Vor einer Woche hat Julia Kommerell ihre erste Ausstellung im Ökodorf "Sieben Linden" bei Poppau eröffnet. Für die Malerin soll das der Auftakt für weitere Aktionen mit Bewohnern, aber auch Künstlern der Region sein.

Poppau. "Hier gibt es mehr als Strohballenhäuser, Pflanzenkläranlagen oder Ökoessen", sagt Julia Komerell. Seit elf Jahren lebt sie im Ökodorf "Sieben Linden" und weiß das Leben in der kleinen Gemeinschaft zu schätzen. Für Kultur gab es in der Siedlung abseits des Ortes Poppau schon immer Platz, doch nun wollen Kommerell und andere Künstler noch stärker die Menschen der Region mit einbinden.

"Es gibt hier weit und breit keinen Ausstellungsort", sagt Kommerell. Diese Lücke will sie schließen und hat mit ihrer am 1. Mai eröffneten Ausstellung "Öffnungen" den Grundstein dafür gelegt. Im Besprechungsraum des Haupthauses hängen zwei Ölbilder. Sie heißen Licht 1 und Licht 2. Eines der Bilder ähnelt einer Darstellung der Milchstraße. "Damit war ich nach nur einer Woche fertig", sagt die Künstlerin. An dem zweiten Bildnis hat sie seit September bis kurz vor Eröffnung der Ausstellung gearbeitet. Neben den Malereien hängen im Flur des Hauses zahlreiche Zeichnungen. Ähnliche Arbeiten hat sie als Illustratorin für die Kinderzeitschrift "Benjamin" schon gemacht.

• **Erfasste Daten**

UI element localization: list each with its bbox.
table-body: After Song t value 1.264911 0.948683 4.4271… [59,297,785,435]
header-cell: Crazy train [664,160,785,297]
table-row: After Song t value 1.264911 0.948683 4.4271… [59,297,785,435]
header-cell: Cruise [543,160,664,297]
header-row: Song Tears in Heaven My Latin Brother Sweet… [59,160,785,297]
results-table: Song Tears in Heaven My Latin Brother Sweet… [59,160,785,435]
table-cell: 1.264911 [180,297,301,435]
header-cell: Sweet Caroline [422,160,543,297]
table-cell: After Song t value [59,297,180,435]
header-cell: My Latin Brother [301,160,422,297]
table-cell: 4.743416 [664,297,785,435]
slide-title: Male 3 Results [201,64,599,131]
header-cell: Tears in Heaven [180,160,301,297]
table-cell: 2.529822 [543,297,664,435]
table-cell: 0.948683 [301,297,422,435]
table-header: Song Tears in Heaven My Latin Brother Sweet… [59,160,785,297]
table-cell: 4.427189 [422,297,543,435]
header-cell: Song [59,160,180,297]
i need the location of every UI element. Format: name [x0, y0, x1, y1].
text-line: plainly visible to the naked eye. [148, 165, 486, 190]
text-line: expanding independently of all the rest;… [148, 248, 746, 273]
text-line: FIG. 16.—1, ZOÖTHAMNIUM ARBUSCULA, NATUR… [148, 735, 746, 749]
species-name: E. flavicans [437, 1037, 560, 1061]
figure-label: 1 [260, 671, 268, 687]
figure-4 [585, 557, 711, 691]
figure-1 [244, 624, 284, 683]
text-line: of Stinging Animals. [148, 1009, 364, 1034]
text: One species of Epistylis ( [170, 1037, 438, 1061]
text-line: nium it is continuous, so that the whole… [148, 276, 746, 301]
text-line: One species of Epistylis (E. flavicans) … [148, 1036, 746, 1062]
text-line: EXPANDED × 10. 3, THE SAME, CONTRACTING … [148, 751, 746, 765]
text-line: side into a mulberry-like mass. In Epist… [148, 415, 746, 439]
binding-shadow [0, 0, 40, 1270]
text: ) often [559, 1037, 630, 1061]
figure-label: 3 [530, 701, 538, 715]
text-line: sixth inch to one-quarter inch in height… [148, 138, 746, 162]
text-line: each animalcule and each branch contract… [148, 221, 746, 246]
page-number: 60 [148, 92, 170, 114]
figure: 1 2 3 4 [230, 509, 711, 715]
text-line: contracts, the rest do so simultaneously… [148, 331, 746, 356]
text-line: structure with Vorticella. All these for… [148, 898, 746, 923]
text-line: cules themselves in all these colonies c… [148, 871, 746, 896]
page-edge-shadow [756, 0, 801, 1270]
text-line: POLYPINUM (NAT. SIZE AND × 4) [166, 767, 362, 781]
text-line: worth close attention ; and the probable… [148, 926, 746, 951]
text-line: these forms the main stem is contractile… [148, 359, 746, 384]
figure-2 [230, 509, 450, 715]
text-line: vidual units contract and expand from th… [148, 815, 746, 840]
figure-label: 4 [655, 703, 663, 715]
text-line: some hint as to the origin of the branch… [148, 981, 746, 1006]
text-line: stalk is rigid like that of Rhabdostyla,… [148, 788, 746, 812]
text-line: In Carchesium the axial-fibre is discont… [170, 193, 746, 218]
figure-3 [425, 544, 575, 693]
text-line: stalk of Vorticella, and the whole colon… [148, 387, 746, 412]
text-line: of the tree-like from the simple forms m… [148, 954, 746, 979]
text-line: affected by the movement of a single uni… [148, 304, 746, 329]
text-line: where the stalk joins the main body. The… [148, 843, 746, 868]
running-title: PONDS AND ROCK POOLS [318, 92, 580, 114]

• **Zu erledigen**
Wiederhole wörtlich die Stelle im Text über die Ausstellung im Ökodorf von „Vor einer Woche“ bis einschließlich „der Region sein.“. Die Einträge sind eigenständiges Material und gehören nicht zum Text.

• **Erwartete Antwort**
Vor einer Woche hat Julia Kommerell ihre erste Ausstellung im Ökodorf "Sieben Linden" bei Poppau eröffnet. Für die Malerin soll das der Auftakt für weitere Aktionen mit Bewohnern, aber auch Künstlern der Region sein.